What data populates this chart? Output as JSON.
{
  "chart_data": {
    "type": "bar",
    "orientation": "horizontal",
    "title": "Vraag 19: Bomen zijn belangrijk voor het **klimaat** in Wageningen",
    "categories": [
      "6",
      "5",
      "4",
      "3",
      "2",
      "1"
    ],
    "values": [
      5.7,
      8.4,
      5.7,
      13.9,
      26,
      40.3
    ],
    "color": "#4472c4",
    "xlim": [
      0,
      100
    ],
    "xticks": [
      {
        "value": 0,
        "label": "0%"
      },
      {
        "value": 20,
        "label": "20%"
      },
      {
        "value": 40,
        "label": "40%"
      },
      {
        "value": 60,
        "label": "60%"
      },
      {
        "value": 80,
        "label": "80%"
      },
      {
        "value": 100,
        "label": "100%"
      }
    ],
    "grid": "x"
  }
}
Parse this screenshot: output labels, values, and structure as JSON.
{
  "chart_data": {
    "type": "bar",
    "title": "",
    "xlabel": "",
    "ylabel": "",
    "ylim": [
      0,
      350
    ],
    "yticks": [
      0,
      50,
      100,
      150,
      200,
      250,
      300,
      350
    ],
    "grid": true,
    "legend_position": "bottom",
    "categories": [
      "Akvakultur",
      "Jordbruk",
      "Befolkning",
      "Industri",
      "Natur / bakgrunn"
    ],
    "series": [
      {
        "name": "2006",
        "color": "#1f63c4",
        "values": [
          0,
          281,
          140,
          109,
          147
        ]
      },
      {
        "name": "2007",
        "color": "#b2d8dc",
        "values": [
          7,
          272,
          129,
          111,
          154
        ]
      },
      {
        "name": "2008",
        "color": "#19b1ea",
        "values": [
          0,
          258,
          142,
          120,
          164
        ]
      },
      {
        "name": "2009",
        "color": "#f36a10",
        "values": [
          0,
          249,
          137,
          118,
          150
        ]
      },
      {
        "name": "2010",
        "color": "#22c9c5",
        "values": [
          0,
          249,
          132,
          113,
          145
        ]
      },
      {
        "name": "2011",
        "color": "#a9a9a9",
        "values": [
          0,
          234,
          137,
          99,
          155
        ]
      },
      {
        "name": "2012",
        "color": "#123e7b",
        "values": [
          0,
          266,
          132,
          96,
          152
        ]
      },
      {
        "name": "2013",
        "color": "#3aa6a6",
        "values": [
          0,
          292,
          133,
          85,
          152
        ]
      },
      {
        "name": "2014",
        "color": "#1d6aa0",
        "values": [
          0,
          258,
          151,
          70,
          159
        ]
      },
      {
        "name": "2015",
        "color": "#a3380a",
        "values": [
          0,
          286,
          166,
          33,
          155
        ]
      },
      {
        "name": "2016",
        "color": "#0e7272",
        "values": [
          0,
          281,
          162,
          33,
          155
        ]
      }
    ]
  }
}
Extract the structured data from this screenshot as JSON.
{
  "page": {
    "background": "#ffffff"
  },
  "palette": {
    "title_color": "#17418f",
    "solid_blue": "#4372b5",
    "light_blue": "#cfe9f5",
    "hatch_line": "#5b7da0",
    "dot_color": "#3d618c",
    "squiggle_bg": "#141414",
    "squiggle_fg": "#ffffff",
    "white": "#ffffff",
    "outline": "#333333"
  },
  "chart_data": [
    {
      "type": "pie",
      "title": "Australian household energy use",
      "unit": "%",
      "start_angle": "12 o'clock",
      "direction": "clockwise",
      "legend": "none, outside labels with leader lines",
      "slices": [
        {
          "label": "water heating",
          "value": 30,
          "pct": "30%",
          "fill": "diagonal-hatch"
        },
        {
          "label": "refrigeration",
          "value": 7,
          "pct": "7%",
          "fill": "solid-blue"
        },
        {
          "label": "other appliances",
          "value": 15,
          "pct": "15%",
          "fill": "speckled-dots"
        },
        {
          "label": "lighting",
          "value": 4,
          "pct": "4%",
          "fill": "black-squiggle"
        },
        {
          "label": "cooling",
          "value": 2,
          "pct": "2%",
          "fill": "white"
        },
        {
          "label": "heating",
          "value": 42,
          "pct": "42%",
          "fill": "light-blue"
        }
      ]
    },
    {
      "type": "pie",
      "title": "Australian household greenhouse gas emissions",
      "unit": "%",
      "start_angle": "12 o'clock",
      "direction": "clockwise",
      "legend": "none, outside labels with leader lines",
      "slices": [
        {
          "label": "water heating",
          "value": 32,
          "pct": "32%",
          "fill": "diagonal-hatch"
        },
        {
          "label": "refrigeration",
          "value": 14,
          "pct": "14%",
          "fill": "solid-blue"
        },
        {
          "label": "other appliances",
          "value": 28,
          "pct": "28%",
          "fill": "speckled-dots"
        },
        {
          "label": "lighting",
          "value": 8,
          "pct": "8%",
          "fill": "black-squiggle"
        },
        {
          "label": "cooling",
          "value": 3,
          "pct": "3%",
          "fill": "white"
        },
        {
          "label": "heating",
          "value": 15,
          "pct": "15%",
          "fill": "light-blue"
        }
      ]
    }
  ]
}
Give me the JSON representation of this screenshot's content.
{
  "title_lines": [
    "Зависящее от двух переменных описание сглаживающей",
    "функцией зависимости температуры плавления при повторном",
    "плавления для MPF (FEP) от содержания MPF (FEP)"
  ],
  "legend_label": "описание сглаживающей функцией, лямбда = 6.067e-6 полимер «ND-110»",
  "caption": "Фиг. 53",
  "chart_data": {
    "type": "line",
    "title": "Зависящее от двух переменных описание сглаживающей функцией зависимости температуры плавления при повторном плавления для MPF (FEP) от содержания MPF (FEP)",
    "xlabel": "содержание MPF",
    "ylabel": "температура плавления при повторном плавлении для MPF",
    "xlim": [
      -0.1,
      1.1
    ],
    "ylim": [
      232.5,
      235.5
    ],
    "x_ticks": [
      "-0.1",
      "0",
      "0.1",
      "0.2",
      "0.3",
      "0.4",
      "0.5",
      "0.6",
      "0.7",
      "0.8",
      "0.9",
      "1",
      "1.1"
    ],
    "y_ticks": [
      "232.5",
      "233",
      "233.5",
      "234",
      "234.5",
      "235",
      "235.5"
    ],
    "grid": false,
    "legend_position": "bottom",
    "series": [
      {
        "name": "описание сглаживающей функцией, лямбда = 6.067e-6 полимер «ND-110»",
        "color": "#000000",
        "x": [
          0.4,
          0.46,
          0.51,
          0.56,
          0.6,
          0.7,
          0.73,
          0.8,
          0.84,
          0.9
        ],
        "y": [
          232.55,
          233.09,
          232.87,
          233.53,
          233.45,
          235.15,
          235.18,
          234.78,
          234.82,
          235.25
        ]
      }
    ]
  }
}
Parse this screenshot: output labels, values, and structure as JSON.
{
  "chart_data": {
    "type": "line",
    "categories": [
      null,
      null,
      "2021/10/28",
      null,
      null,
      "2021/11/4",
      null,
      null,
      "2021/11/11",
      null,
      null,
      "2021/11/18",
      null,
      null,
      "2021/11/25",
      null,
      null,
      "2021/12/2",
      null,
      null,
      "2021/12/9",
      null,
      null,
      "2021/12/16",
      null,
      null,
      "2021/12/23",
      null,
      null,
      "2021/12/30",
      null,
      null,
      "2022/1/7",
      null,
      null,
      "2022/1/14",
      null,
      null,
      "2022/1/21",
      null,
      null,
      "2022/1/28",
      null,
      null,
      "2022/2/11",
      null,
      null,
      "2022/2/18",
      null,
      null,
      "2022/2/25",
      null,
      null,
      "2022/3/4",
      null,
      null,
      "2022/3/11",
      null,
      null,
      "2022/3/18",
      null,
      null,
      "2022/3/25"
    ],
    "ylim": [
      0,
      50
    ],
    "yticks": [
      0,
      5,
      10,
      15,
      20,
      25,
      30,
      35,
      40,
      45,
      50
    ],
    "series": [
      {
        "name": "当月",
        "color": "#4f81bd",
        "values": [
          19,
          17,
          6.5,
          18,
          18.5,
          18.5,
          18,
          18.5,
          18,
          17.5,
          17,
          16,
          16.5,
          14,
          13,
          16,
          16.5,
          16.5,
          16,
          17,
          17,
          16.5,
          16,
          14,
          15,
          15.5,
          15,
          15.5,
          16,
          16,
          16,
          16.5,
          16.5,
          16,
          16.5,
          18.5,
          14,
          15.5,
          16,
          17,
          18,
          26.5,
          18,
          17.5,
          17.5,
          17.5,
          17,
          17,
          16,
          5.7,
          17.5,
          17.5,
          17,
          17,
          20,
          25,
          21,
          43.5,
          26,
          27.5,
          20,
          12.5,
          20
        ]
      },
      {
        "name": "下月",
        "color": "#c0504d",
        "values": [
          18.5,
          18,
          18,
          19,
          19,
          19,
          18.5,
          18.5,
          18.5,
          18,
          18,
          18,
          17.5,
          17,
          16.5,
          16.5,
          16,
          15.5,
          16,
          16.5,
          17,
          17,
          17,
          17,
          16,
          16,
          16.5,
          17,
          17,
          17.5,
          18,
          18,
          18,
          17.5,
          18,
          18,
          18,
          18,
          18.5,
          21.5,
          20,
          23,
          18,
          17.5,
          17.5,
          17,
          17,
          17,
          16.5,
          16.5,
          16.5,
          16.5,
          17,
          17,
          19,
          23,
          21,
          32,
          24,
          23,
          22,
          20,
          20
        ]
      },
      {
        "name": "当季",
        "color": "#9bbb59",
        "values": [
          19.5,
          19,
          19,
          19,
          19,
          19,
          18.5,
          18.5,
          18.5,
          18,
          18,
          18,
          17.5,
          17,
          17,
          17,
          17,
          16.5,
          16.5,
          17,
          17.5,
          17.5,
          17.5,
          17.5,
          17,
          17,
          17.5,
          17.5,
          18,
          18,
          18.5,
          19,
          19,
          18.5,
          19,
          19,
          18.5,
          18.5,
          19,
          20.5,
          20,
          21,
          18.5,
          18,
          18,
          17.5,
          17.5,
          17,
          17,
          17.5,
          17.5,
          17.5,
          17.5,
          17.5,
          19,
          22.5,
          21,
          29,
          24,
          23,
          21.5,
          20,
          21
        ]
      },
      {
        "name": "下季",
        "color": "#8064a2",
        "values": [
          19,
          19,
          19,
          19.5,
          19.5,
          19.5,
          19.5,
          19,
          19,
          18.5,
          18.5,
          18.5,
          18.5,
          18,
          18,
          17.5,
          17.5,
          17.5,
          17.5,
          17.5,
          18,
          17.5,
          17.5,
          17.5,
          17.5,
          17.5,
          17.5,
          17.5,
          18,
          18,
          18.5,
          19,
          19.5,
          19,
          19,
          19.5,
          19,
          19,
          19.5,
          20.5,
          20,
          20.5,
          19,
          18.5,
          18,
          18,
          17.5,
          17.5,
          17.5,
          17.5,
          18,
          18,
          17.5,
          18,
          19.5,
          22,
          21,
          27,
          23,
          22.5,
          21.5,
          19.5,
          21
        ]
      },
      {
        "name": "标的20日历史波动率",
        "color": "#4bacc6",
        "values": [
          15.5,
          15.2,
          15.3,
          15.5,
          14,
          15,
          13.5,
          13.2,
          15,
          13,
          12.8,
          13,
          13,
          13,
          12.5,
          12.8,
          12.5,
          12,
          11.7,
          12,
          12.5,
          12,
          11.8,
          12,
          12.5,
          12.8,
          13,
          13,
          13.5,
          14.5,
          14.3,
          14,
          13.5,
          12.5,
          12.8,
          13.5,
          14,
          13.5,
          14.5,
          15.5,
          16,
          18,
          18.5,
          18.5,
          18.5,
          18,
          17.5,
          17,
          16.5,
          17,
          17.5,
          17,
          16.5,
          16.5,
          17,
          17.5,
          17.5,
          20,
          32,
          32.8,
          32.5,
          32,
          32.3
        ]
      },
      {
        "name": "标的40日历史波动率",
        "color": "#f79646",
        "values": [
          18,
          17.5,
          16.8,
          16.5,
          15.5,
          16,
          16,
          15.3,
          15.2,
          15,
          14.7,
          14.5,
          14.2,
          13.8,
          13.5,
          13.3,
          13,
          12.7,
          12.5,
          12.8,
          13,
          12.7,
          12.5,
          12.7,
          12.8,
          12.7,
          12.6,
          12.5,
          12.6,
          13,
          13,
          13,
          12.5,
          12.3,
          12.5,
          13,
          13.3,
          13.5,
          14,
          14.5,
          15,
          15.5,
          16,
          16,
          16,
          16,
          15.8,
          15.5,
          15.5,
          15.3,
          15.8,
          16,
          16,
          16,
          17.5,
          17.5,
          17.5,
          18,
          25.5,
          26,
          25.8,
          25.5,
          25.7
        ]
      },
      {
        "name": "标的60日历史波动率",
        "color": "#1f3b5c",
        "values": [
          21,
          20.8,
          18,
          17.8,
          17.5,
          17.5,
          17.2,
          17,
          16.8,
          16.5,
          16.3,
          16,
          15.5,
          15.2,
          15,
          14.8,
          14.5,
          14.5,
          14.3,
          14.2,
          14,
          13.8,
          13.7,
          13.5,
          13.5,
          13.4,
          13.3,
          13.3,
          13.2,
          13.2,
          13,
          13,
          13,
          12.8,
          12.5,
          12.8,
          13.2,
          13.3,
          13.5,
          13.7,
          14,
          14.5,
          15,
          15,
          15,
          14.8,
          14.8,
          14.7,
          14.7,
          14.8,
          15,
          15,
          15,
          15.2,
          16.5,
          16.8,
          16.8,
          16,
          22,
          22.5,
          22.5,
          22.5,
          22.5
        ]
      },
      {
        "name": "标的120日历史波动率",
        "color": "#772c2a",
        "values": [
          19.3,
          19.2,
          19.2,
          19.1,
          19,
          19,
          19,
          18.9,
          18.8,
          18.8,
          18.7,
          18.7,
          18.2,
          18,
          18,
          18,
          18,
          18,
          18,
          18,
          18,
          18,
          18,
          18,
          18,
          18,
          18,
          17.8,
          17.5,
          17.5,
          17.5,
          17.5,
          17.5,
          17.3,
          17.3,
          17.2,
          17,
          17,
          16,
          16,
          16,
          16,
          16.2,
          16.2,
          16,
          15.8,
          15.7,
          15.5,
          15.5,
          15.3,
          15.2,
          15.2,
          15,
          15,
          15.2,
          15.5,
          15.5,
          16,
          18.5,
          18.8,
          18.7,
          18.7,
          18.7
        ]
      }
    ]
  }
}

◆ **What is being asked**:
Every line above that contains the word "JSON" should be reported.

◆ **Response for this exercise**:
What data populates this chart? Output as JSON.
Parse this screenshot: output labels, values, and structure as JSON.
Extract the structured data from this screenshot as JSON.
Give me the JSON representation of this screenshot's content.
Parse this screenshot: output labels, values, and structure as JSON.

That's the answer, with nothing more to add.